▶ Textauszug:
::::

Die Sammlung Jürgen Kuczynski from ZEITZEUGEN TV on Vimeo.

Eine Villa im Berliner Stadtteil Weißensee beherbergte eine der größten privaten Bibliotheken Deutschlands: nahezu 70.000 Bücher, 35.000 Zeitschriften und 88 laufende Meter Korrespondenzen und Manuskripte. Ende des 18. Jahrhunderts begründet, wurde die Bibliothek innerhalb einer Familie über sechs Generationen erweitert, wobei ihre letzten Besitzer, der Statistiker und Wirtschaftstheoretiker Robert René Kuczynski (1876-1947) und sein Sohn, der Ökonom Jürgen Kuczynski (1904-1997), nicht nur die intensivste Sammlertätigkeit entfalteten, sondern auch das einmalige Profil der Sammlung schärften. Denn neben Geschichte und Philosophie, Religionswissenschaft und Belletristik – darunter eine beachtliche Krimisammlung – sind es vor allem die sozialwissenschaftlichen Arbeiten, die den Geist der Bibliothek ausmachen. So finden sich herausragende Quellen zur Geschichte des Sozialismus, der deutschen und internationalen Arbeiterbewegung sowie der DDR.

Beginnend mit den 12 Artikeln der Bauernschaft von 1525, führt die Sammlung über Zeugnisse der Emanzipation und Aufklärung – darunter Autographen von Heinrich Heine oder Alexander und Wilhelm von Humboldt – zu Erstausgaben von Marx und Engels. Der seltene Erstdruck des Kommunistischen Manifestes findet sich ebenso wie Manuskripte und Briefe von Rosa Luxemburg oder Tarnschriften aus dem politischen Exil nach 1933.Die Sammlung Kuczynski zeichnet in beeindruckender Geschlossenheit das Bild einer bildungsbürgerlichen, politisch engagierten deutsch-jüdischen Sammlerfamilie über zweihundert Jahre und ist zugleich ein wertvoller Schatz deutscher und ganz besonders Berliner Zeitgeschichte. Wenngleich die Sammlung im Dritten Reich herbe Verluste erfuhr, überstand sie doch zweimal ein Exil und wird durch den sie ergänzenden schriftlichen Nachlaß von Vater und Sohn Kuczynski zu einem wichtigen Zeitdokument. Während Robert René Kuczynski in der Weimarer Republik politischen Einfluß besaß, war Jürgen Kuczynski als verfolgter Kommunist, Angehöriger der US-Army sowie Berater der DDR-Regierung ein von vielen DDR-Bürgern verehrter Kritiker, der unbequeme Fragen stellte und noch unbequemere Antworten gab. Dank der Kulturstiftung der Länder und der Deutschen Forschungsgemeinschaft wird die Sammlung Kuczynski in der Zentral- und Landesbibliothek Berlin ein neues Zuhause finden, wo sie fachgerecht erschlossen und der Öffentlichkeit zur Verfügung gestellt werden wird.

::::

▶ Bereitgestelltes Material:
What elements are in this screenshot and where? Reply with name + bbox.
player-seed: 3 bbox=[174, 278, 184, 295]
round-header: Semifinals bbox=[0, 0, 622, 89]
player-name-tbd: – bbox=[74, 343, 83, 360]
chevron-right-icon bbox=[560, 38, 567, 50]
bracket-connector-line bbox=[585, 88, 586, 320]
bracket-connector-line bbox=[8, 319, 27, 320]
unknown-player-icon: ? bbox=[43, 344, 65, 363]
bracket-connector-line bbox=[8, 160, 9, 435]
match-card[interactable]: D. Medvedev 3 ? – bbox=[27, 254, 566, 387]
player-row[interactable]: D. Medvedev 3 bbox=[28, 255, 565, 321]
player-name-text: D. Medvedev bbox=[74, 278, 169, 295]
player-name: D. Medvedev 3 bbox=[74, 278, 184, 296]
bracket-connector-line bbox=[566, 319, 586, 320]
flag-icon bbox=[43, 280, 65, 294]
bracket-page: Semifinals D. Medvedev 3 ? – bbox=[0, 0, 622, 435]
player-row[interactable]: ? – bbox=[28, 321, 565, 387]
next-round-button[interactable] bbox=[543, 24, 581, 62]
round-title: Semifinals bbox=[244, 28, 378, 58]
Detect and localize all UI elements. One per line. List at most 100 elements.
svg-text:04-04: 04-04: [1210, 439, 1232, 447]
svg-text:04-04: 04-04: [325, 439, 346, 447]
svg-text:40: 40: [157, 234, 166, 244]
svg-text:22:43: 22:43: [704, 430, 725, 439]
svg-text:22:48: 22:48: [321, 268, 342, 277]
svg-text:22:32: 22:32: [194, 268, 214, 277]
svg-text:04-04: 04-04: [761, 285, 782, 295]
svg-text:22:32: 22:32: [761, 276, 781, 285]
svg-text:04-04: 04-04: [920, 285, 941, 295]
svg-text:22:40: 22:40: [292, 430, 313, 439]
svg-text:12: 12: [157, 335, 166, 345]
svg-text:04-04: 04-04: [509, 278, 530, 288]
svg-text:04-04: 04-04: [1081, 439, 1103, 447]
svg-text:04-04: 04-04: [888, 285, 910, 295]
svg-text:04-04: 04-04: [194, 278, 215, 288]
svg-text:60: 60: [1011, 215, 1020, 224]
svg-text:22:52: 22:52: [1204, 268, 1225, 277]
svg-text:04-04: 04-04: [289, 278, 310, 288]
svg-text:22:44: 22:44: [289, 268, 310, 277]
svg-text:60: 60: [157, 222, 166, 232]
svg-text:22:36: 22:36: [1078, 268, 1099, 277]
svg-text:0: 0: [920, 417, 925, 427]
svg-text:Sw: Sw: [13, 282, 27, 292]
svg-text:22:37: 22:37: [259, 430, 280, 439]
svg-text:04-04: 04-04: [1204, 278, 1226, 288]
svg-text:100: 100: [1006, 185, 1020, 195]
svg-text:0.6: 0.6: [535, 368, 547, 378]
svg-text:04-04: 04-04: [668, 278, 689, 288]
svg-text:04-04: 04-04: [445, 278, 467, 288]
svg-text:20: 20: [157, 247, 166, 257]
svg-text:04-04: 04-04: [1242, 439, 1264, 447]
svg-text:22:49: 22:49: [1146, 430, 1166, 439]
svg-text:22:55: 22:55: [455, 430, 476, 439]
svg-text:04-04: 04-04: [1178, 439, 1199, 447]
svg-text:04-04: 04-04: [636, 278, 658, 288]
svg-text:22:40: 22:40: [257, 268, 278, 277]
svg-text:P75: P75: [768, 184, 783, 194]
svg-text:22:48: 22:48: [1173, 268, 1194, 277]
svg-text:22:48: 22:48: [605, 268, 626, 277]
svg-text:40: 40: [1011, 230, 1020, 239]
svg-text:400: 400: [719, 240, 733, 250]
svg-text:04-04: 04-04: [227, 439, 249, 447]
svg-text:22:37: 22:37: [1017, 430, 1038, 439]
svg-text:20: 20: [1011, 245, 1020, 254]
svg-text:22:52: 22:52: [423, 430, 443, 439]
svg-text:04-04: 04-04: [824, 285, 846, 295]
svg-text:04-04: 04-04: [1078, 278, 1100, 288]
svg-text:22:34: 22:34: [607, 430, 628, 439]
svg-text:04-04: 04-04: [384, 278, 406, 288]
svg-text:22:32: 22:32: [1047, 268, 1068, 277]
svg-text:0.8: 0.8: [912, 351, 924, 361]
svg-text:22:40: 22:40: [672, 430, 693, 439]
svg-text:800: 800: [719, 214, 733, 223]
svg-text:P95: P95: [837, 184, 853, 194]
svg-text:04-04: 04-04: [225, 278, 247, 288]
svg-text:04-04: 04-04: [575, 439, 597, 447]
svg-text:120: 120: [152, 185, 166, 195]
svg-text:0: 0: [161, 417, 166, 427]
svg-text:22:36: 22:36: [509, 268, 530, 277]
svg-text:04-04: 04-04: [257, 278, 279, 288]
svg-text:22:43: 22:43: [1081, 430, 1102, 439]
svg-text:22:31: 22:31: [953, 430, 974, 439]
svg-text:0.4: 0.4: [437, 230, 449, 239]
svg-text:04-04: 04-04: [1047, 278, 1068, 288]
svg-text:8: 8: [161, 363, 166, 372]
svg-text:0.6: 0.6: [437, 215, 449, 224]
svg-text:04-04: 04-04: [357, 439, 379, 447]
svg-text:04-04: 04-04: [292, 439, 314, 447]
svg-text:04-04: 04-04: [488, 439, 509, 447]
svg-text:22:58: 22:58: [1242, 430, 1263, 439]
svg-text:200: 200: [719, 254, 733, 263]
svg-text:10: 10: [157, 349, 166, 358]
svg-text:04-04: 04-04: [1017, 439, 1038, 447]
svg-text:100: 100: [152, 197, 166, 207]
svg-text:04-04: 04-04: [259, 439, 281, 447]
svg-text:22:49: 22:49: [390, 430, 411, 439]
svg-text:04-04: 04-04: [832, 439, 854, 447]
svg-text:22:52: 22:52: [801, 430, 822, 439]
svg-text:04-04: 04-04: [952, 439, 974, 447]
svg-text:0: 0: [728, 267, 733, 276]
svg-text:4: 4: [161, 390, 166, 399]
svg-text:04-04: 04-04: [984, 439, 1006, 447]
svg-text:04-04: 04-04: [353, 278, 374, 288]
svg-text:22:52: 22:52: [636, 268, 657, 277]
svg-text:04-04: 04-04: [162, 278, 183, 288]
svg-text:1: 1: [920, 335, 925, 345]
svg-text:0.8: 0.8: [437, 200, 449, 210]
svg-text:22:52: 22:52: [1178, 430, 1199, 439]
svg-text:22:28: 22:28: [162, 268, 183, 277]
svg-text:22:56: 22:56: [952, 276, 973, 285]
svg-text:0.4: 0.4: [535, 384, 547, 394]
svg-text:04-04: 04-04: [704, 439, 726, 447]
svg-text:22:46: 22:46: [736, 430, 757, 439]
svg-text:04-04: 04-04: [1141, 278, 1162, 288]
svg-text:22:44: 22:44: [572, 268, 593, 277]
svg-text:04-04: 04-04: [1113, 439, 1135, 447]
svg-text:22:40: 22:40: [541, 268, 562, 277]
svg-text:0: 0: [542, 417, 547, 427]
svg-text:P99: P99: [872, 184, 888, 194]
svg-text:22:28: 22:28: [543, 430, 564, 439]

::::

Beantworte anhand des Textes über die Sammlung Kuczynski:
(a) Wie viele Bücher umfasste die Bibliothek in der Villa in Weißensee?
(b) Mit welchem Dokument von 1525 beginnt die Sammlung?
(c) In welcher Einrichtung wird die Sammlung ein neues Zuhause finden?

(a) Nahezu 70.000 Bücher.
(b) Mit den 12 Artikeln der Bauernschaft.
(c) In der Zentral- und Landesbibliothek Berlin.